▶ _TASK STATEMENT_
Please copy the lines from the one containing "notion-icon[interactable] bbox=[950, 8, 968, 26]" through the one containing "play-icon[interactable] bbox=[1082, 8, 1100, 26]", inclusive, character for character.

▶ _SUPPLIED MATERIAL_
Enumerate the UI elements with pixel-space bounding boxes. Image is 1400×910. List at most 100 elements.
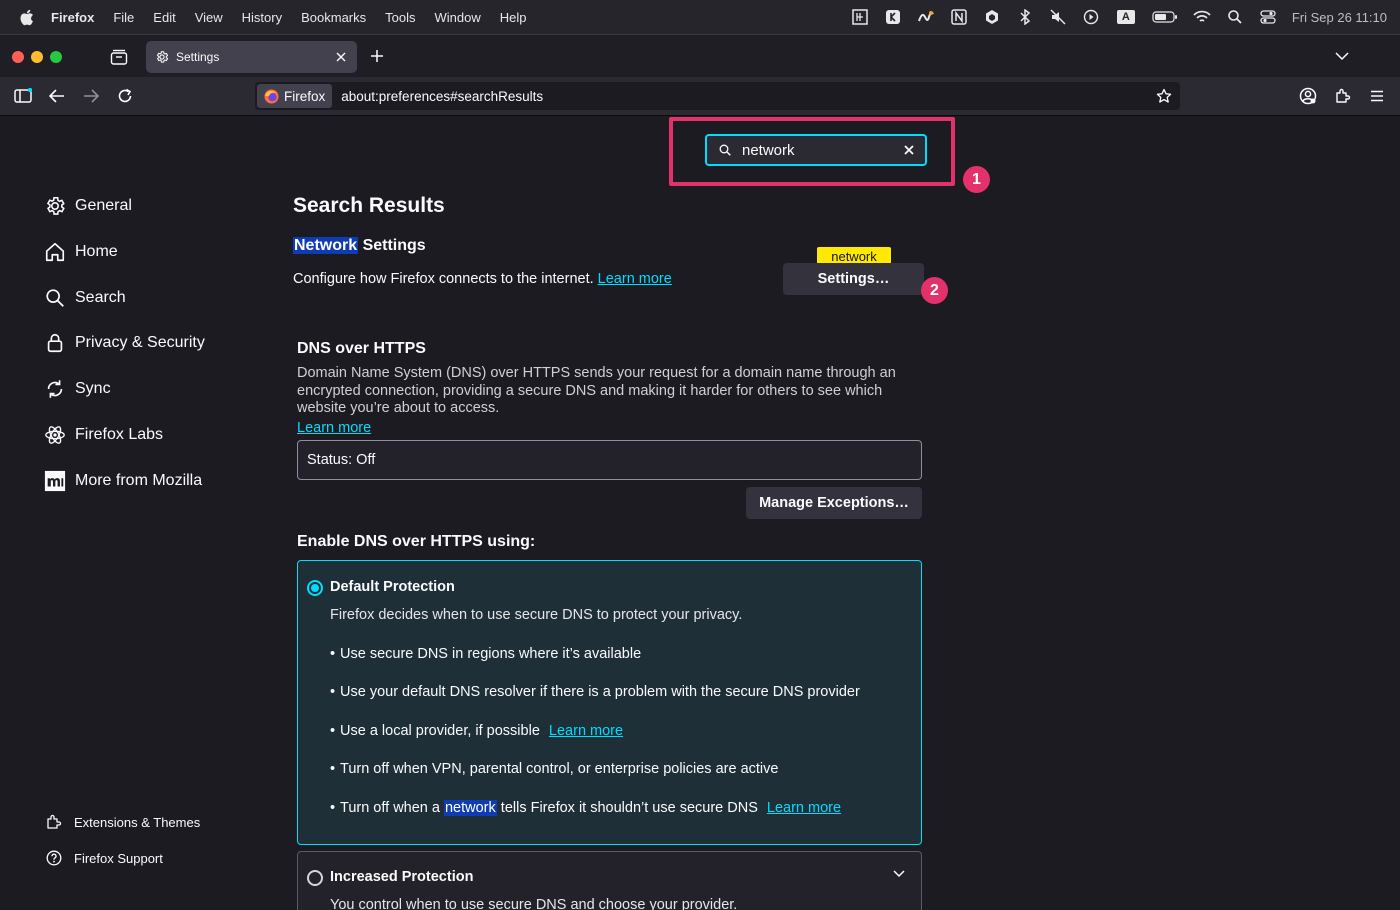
notion-icon[interactable] bbox=[950, 8, 968, 26]
mozilla-icon bbox=[43, 469, 67, 493]
identity-label: Firefox bbox=[284, 88, 326, 104]
sidebar-item-sync[interactable]: Sync bbox=[43, 377, 111, 401]
window-close-button[interactable] bbox=[12, 51, 24, 63]
settings-search-field[interactable] bbox=[705, 134, 927, 166]
list-item: Use secure DNS in regions where it’s ava… bbox=[330, 646, 641, 662]
menu-history[interactable]: History bbox=[242, 10, 282, 25]
bluetooth-icon[interactable] bbox=[1016, 8, 1034, 26]
firefox-view-icon[interactable] bbox=[108, 46, 130, 68]
home-icon bbox=[43, 240, 67, 264]
play-icon[interactable] bbox=[1082, 8, 1100, 26]
url-text[interactable]: about:preferences#searchResults bbox=[341, 89, 1154, 104]
account-icon[interactable] bbox=[1297, 85, 1319, 107]
menu-file[interactable]: File bbox=[113, 10, 134, 25]
page-title: Search Results bbox=[293, 194, 445, 217]
local-provider-learn-more-link[interactable]: Learn more bbox=[549, 723, 623, 739]
sidebar-item-home[interactable]: Home bbox=[43, 240, 118, 264]
puzzle-icon bbox=[45, 813, 63, 831]
sidebar-item-more-from-mozilla[interactable]: More from Mozilla bbox=[43, 469, 202, 493]
enable-dns-heading: Enable DNS over HTTPS using: bbox=[297, 533, 536, 550]
apple-menu-icon[interactable] bbox=[17, 8, 35, 26]
lock-icon bbox=[43, 331, 67, 355]
sync-icon bbox=[43, 377, 67, 401]
search-icon bbox=[43, 286, 67, 310]
k-app-icon[interactable] bbox=[884, 8, 902, 26]
cube-app-icon[interactable] bbox=[983, 8, 1001, 26]
dns-learn-more-link[interactable]: Learn more bbox=[297, 420, 371, 438]
hamburger-menu-icon[interactable] bbox=[1366, 85, 1388, 107]
wifi-icon[interactable] bbox=[1193, 8, 1211, 26]
default-protection-title: Default Protection bbox=[330, 579, 455, 595]
navigation-toolbar: Firefox about:preferences#searchResults bbox=[0, 77, 1400, 116]
sidebar-footer-label: Extensions & Themes bbox=[74, 814, 201, 830]
new-tab-button[interactable] bbox=[367, 46, 387, 66]
menu-tools[interactable]: Tools bbox=[385, 10, 415, 25]
menu-bar-status-area: A Fri Sep 26 11:10 bbox=[851, 0, 1400, 34]
mute-icon[interactable] bbox=[1049, 8, 1067, 26]
list-item: Use your default DNS resolver if there i… bbox=[330, 684, 860, 700]
chevron-down-icon[interactable] bbox=[891, 866, 907, 882]
search-match-highlight: Network bbox=[293, 237, 359, 254]
extensions-puzzle-icon[interactable] bbox=[1332, 85, 1354, 107]
network-settings-button[interactable]: Settings… bbox=[783, 263, 924, 295]
list-item-text: tells Firefox it shouldn’t use secure DN… bbox=[496, 800, 758, 816]
list-all-tabs-chevron-icon[interactable] bbox=[1332, 46, 1352, 66]
increased-protection-title: Increased Protection bbox=[330, 869, 474, 885]
window-zoom-button[interactable] bbox=[50, 51, 62, 63]
network-learn-more-link[interactable]: Learn more bbox=[598, 271, 672, 287]
tab-bar: Settings bbox=[0, 34, 1400, 77]
menu-edit[interactable]: Edit bbox=[153, 10, 175, 25]
battery-icon[interactable] bbox=[1152, 8, 1178, 26]
heading-rest: Settings bbox=[358, 237, 426, 254]
sidebar-toggle-icon[interactable] bbox=[12, 85, 34, 107]
scribble-app-icon[interactable] bbox=[917, 8, 935, 26]
sidebar-item-firefox-labs[interactable]: Firefox Labs bbox=[43, 423, 163, 447]
search-input[interactable] bbox=[742, 141, 901, 159]
sidebar-item-label: More from Mozilla bbox=[75, 472, 203, 489]
list-item: Turn off when VPN, parental control, or … bbox=[330, 761, 778, 777]
grid-app-icon[interactable] bbox=[851, 8, 869, 26]
identity-box[interactable]: Firefox bbox=[257, 84, 333, 108]
menu-bookmarks[interactable]: Bookmarks bbox=[301, 10, 366, 25]
manage-exceptions-button[interactable]: Manage Exceptions… bbox=[746, 487, 922, 519]
menu-window[interactable]: Window bbox=[435, 10, 481, 25]
increased-protection-option[interactable]: Increased Protection You control when to… bbox=[297, 851, 922, 910]
tab-settings[interactable]: Settings bbox=[146, 41, 357, 73]
sidebar-item-search[interactable]: Search bbox=[43, 286, 126, 310]
tab-title: Settings bbox=[176, 50, 220, 64]
sidebar-item-label: General bbox=[75, 197, 132, 214]
spotlight-icon[interactable] bbox=[1226, 8, 1244, 26]
control-center-icon[interactable] bbox=[1259, 8, 1277, 26]
sidebar-item-privacy-security[interactable]: Privacy & Security bbox=[43, 331, 205, 355]
bookmark-star-icon[interactable] bbox=[1154, 86, 1174, 106]
atom-icon bbox=[43, 423, 67, 447]
help-icon bbox=[45, 849, 63, 867]
reload-icon[interactable] bbox=[114, 85, 136, 107]
sidebar-item-general[interactable]: General bbox=[43, 194, 132, 218]
default-protection-radio[interactable] bbox=[307, 580, 323, 596]
menu-view[interactable]: View bbox=[195, 10, 223, 25]
gear-icon bbox=[43, 194, 67, 218]
sidebar-extensions-themes-link[interactable]: Extensions & Themes bbox=[45, 813, 200, 831]
network-canary-learn-more-link[interactable]: Learn more bbox=[767, 800, 841, 816]
menu-help[interactable]: Help bbox=[500, 10, 527, 25]
back-arrow-icon[interactable] bbox=[46, 85, 68, 107]
sidebar-firefox-support-link[interactable]: Firefox Support bbox=[45, 849, 163, 867]
default-protection-option[interactable]: Default Protection Firefox decides when … bbox=[297, 560, 922, 845]
forward-arrow-icon[interactable] bbox=[80, 85, 102, 107]
menu-firefox[interactable]: Firefox bbox=[51, 10, 94, 25]
increased-protection-radio[interactable] bbox=[307, 870, 323, 886]
network-settings-heading: Network Settings bbox=[293, 237, 426, 255]
firefox-logo-icon bbox=[264, 89, 279, 103]
gear-icon bbox=[154, 49, 170, 65]
address-bar[interactable]: Firefox about:preferences#searchResults bbox=[255, 82, 1180, 110]
increased-protection-description: You control when to use secure DNS and c… bbox=[330, 897, 738, 910]
close-icon[interactable] bbox=[333, 49, 349, 65]
menu-bar-clock[interactable]: Fri Sep 26 11:10 bbox=[1292, 10, 1387, 25]
window-minimize-button[interactable] bbox=[31, 51, 43, 63]
network-description: Configure how Firefox connects to the in… bbox=[293, 271, 672, 287]
sidebar-footer-label: Firefox Support bbox=[74, 850, 163, 866]
clear-search-icon[interactable] bbox=[901, 142, 917, 158]
keyboard-input-icon[interactable]: A bbox=[1115, 8, 1137, 26]
sidebar-item-label: Search bbox=[75, 289, 126, 306]
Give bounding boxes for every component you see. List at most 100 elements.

▶ _PROBLEM SOLUTION_
notion-icon[interactable] bbox=[950, 8, 968, 26]
mozilla-icon bbox=[43, 469, 67, 493]
identity-label: Firefox bbox=[284, 88, 326, 104]
sidebar-item-sync[interactable]: Sync bbox=[43, 377, 111, 401]
window-close-button[interactable] bbox=[12, 51, 24, 63]
settings-search-field[interactable] bbox=[705, 134, 927, 166]
list-item: Use secure DNS in regions where it’s ava… bbox=[330, 646, 641, 662]
menu-history[interactable]: History bbox=[242, 10, 282, 25]
bluetooth-icon[interactable] bbox=[1016, 8, 1034, 26]
firefox-view-icon[interactable] bbox=[108, 46, 130, 68]
home-icon bbox=[43, 240, 67, 264]
play-icon[interactable] bbox=[1082, 8, 1100, 26]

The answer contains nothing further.